◆ **The problem**:
State only the number of lines that contain the string "Settings".

## begin Dataset excerpts

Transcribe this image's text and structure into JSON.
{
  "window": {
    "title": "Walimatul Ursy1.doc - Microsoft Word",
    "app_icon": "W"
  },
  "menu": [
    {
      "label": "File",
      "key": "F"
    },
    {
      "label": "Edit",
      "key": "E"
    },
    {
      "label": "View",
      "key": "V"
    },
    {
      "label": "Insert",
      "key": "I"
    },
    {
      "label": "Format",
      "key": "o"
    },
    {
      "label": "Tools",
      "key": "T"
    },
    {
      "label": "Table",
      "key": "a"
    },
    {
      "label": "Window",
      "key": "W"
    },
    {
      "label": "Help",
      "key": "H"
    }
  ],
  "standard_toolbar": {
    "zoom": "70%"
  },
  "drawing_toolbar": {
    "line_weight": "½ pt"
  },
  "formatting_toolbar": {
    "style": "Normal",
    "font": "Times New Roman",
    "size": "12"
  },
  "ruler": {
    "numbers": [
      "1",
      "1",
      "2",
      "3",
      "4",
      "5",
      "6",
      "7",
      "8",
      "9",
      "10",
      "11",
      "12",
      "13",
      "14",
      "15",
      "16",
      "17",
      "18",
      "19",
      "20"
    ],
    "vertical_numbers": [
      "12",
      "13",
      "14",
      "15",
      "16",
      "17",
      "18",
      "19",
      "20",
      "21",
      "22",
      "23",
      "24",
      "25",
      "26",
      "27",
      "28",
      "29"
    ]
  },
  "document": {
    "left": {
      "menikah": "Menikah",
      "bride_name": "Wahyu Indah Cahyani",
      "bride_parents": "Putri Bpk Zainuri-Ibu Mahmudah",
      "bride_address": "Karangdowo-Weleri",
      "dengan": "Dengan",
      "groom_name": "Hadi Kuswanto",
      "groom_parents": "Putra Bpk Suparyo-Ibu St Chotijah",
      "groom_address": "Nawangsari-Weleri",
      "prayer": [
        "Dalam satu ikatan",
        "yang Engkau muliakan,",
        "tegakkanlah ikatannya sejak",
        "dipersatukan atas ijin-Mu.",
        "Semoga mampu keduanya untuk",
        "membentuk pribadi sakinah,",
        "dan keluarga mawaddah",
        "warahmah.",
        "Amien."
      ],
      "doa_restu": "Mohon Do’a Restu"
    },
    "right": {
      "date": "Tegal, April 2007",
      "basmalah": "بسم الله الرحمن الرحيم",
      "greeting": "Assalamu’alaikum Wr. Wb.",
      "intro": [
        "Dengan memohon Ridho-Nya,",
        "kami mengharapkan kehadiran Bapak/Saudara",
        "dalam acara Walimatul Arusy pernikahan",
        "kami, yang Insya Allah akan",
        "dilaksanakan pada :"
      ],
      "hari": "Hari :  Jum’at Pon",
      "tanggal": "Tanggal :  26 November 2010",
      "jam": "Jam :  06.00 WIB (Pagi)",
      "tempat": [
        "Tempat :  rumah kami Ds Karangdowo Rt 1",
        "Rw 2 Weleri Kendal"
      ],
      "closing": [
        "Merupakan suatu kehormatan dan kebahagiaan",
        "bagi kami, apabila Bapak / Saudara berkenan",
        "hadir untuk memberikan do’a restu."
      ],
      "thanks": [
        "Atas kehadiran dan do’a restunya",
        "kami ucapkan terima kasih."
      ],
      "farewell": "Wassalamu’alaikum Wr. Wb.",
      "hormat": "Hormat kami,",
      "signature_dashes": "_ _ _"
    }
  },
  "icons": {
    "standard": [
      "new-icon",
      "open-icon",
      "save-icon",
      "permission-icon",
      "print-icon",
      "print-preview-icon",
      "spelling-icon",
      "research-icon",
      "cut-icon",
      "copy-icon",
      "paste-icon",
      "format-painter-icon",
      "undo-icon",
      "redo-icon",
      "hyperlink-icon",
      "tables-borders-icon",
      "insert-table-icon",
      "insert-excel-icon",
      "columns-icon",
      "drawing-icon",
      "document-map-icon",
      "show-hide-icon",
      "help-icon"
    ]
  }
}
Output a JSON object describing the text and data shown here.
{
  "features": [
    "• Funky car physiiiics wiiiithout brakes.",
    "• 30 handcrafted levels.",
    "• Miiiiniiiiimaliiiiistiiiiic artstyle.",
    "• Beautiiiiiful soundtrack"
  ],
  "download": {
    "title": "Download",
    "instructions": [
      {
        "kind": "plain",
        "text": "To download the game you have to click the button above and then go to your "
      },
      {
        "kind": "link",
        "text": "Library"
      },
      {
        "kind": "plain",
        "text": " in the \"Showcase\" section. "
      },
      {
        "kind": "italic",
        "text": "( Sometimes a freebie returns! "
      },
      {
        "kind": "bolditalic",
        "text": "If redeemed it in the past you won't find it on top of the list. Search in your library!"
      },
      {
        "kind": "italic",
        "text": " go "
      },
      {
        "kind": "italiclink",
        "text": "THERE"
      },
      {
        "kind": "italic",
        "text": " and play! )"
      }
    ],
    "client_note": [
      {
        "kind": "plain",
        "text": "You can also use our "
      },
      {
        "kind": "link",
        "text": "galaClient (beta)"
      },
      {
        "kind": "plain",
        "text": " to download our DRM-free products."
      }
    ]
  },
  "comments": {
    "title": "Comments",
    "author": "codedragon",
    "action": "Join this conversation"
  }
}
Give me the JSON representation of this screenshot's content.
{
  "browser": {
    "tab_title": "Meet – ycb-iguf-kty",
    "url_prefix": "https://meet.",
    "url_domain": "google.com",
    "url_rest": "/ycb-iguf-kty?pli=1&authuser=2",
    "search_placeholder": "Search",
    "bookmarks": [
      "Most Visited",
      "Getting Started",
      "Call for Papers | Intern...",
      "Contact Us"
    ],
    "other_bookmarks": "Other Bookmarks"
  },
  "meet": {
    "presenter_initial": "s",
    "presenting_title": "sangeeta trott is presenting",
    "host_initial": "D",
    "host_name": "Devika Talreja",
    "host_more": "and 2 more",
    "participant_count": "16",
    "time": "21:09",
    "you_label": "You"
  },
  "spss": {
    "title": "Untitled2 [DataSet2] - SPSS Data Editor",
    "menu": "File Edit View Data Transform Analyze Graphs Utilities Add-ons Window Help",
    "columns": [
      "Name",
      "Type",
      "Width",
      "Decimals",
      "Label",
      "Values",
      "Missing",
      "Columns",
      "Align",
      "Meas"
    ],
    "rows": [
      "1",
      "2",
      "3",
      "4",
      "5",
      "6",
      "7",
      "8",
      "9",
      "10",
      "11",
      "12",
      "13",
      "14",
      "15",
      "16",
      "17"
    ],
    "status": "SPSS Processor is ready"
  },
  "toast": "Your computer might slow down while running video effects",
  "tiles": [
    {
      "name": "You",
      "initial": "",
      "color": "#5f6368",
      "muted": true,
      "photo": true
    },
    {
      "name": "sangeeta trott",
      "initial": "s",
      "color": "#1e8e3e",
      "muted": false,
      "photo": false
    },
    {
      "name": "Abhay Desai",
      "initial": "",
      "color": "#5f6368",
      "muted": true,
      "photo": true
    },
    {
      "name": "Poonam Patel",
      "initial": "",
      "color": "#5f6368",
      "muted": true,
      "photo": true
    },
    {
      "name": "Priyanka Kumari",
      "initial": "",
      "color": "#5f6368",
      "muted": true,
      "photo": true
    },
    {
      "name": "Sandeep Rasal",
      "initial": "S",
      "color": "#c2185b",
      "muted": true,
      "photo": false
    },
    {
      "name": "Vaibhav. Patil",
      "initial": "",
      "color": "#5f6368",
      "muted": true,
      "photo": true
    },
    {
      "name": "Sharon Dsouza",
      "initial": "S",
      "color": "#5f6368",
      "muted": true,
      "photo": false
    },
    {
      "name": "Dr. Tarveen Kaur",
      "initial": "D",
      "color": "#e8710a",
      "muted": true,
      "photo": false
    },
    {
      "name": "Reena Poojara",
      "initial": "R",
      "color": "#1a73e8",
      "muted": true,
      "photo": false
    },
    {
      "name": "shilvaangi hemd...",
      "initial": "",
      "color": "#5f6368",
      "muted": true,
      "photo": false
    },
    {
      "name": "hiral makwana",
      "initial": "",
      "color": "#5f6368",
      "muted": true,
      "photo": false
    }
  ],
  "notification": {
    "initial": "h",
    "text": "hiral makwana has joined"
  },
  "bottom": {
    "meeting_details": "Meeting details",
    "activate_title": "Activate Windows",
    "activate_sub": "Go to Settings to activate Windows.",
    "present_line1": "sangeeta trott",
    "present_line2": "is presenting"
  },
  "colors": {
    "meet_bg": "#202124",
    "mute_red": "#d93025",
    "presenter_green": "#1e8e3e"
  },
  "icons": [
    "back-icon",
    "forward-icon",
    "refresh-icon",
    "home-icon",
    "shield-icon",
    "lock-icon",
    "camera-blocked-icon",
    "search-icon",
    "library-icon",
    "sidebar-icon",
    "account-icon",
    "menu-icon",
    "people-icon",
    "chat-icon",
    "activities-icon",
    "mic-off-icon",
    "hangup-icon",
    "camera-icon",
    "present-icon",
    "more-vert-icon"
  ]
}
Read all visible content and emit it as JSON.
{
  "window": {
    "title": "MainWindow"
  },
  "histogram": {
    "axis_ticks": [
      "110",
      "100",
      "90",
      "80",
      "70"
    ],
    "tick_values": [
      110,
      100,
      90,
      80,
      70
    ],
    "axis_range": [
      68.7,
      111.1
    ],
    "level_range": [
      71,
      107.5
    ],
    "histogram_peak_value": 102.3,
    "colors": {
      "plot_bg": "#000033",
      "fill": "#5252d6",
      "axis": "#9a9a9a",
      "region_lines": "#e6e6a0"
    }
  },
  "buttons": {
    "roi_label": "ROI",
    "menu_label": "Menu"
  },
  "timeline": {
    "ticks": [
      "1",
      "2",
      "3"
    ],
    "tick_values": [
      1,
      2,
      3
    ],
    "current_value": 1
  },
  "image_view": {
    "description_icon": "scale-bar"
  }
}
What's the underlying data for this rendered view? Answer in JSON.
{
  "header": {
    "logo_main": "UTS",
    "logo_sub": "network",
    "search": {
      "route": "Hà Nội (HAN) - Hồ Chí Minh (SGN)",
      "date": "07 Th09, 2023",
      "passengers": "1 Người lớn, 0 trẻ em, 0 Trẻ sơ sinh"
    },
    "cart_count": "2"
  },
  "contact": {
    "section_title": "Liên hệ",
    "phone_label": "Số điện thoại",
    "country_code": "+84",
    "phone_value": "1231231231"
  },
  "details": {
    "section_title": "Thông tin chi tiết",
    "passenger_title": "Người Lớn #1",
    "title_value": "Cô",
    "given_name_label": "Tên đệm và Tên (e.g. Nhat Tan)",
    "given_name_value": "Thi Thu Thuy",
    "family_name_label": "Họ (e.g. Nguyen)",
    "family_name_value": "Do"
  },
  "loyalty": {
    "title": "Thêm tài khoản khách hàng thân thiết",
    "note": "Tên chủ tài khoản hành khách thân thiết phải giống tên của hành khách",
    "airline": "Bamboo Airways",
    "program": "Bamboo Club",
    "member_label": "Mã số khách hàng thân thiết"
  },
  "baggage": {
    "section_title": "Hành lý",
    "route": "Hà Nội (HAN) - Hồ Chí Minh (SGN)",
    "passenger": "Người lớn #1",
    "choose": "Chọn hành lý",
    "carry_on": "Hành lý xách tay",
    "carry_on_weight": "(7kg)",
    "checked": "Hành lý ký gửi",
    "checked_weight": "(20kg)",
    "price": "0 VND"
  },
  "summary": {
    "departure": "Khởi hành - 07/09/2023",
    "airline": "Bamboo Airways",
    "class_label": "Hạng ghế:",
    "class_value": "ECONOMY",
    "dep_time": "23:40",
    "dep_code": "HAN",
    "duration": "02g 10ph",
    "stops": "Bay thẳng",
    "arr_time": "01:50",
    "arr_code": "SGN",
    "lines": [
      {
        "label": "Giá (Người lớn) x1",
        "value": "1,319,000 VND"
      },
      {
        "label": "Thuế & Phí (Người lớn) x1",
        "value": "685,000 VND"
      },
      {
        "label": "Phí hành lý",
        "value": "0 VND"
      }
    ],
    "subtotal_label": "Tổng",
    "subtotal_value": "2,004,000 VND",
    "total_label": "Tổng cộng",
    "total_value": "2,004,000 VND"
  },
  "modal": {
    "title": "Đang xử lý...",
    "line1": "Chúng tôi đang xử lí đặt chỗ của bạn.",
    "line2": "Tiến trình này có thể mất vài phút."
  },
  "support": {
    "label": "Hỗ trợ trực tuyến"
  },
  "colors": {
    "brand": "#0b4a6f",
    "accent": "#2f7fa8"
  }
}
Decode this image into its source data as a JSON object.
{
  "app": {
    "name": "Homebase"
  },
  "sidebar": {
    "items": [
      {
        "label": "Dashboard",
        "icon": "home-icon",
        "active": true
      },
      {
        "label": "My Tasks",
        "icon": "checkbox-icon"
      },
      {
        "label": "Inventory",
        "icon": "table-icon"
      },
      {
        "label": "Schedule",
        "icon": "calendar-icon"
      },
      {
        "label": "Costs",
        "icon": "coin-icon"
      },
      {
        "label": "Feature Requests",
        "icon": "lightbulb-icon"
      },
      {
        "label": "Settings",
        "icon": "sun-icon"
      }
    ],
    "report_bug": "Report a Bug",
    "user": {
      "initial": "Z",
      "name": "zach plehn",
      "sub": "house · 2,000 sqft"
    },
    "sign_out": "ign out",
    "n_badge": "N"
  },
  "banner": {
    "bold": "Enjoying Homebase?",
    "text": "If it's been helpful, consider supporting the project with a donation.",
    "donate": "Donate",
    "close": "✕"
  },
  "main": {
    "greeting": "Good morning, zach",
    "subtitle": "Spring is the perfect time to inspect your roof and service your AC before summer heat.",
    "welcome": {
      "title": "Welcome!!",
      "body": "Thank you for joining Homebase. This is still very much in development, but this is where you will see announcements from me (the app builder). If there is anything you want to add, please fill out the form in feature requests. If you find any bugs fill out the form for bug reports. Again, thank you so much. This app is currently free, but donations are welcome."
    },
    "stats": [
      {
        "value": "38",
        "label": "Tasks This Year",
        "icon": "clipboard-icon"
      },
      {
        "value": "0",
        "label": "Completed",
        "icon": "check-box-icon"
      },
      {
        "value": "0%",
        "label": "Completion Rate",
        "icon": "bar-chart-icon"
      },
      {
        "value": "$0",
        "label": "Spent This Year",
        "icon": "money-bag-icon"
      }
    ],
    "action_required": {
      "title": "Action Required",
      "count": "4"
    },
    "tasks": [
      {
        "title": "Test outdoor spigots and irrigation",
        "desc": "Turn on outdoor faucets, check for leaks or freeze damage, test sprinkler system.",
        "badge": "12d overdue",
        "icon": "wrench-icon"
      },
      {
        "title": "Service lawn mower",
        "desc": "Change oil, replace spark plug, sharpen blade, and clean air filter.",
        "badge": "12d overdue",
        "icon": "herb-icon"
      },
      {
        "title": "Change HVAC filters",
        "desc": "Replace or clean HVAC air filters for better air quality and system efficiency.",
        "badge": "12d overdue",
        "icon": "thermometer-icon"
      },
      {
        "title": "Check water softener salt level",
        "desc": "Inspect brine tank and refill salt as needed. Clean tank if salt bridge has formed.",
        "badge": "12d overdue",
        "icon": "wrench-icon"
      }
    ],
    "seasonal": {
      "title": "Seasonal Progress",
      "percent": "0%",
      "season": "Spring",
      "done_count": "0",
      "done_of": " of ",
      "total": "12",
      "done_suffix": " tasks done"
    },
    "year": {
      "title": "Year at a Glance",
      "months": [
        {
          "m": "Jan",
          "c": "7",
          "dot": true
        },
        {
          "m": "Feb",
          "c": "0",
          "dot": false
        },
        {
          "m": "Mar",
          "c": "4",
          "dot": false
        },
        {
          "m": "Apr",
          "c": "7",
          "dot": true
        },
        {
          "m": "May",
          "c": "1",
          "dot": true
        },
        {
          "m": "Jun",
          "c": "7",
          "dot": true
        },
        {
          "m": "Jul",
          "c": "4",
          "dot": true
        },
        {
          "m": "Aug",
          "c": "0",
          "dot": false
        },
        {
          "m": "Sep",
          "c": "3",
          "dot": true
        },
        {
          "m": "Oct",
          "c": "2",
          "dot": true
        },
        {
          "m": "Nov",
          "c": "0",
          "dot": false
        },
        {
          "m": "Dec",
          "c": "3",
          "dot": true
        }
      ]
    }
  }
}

## end Dataset excerpts

◆ **Task solution**:
2